Written task: Locate each line in the records containing "this". Copy it.
───── Exercise inputs
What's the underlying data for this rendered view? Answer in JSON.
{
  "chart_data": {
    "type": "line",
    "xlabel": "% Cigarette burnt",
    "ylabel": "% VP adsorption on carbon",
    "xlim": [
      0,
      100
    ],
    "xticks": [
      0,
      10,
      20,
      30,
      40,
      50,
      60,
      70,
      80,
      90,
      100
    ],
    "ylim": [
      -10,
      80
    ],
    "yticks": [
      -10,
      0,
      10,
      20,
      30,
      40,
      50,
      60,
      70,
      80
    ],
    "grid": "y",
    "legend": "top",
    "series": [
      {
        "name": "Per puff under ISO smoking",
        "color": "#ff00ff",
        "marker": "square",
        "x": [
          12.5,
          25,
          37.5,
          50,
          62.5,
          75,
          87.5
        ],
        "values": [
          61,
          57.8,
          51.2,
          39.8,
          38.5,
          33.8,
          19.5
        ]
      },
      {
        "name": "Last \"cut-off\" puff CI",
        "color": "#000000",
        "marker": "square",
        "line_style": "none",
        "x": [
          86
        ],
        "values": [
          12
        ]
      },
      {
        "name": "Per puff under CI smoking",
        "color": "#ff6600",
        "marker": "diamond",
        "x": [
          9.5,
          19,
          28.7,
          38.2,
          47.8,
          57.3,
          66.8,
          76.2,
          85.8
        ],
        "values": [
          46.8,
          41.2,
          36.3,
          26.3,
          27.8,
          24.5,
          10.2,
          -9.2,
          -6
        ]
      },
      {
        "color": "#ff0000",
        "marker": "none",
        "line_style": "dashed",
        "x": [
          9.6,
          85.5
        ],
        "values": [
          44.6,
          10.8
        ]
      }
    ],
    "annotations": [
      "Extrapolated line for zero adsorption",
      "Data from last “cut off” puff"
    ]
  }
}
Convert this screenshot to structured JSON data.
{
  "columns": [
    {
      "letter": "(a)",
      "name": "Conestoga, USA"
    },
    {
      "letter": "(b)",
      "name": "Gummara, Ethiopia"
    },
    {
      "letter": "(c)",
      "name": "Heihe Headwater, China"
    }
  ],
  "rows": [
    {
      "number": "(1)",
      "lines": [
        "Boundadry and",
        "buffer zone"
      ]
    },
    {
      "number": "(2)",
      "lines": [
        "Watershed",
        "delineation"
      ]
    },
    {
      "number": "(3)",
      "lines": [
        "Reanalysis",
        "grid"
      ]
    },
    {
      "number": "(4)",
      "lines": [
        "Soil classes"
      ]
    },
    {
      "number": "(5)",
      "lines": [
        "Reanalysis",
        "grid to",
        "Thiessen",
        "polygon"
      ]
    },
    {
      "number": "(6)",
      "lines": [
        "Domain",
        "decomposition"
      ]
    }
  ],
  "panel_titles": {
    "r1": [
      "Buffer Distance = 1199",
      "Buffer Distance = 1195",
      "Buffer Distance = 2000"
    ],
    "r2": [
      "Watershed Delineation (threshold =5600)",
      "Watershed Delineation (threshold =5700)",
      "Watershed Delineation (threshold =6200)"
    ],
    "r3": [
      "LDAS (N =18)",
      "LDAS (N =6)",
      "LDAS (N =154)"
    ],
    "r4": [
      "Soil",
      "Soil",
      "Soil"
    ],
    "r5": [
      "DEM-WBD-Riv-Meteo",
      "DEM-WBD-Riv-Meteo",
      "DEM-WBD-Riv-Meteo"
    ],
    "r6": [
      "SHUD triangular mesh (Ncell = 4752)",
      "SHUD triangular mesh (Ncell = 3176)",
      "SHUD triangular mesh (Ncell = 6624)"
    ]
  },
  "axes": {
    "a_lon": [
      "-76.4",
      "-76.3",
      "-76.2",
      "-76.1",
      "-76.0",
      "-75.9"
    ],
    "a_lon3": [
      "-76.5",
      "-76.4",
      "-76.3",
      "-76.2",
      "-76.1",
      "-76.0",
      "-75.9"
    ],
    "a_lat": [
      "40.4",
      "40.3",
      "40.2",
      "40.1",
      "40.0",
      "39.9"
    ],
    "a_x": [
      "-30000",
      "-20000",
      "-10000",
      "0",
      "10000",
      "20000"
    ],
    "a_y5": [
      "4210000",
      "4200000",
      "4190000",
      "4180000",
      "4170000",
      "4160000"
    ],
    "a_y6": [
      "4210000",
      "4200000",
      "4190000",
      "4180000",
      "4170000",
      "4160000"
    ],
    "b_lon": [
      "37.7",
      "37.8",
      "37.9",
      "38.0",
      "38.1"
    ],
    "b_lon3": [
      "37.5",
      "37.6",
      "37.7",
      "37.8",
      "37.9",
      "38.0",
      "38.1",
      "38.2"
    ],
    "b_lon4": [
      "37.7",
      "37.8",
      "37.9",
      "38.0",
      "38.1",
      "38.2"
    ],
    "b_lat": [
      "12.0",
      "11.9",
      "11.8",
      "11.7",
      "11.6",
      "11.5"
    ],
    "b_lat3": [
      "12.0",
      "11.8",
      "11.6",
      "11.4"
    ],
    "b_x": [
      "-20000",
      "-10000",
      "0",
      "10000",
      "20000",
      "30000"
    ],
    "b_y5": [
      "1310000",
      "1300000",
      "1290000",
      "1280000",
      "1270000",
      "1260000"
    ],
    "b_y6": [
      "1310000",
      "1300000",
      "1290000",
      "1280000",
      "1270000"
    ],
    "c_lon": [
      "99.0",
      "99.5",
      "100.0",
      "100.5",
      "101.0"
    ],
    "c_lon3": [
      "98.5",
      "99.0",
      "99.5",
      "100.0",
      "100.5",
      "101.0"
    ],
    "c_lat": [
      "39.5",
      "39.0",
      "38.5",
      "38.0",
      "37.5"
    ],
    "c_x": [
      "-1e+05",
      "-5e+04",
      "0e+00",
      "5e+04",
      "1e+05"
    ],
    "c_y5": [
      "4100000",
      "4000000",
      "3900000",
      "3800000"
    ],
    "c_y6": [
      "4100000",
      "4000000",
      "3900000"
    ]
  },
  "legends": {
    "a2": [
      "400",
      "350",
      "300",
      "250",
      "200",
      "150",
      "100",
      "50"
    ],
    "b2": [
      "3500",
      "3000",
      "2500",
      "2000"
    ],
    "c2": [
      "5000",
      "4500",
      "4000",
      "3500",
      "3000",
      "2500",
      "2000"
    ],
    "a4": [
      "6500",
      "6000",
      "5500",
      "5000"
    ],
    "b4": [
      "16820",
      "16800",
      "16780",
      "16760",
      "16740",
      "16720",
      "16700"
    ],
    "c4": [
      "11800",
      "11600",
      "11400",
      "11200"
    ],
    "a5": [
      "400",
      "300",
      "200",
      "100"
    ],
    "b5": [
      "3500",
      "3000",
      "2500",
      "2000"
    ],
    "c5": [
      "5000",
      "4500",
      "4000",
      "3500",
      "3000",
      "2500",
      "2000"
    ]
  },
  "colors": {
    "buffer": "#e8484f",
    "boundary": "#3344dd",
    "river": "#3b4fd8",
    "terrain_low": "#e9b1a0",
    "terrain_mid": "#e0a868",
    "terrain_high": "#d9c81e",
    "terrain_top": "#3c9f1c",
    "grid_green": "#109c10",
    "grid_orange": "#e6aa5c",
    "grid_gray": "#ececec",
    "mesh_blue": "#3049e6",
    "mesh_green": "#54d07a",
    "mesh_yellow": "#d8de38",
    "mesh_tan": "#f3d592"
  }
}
──────────
Exercise answer:
What's the underlying data for this rendered view? Answer in JSON.
Convert this screenshot to structured JSON data.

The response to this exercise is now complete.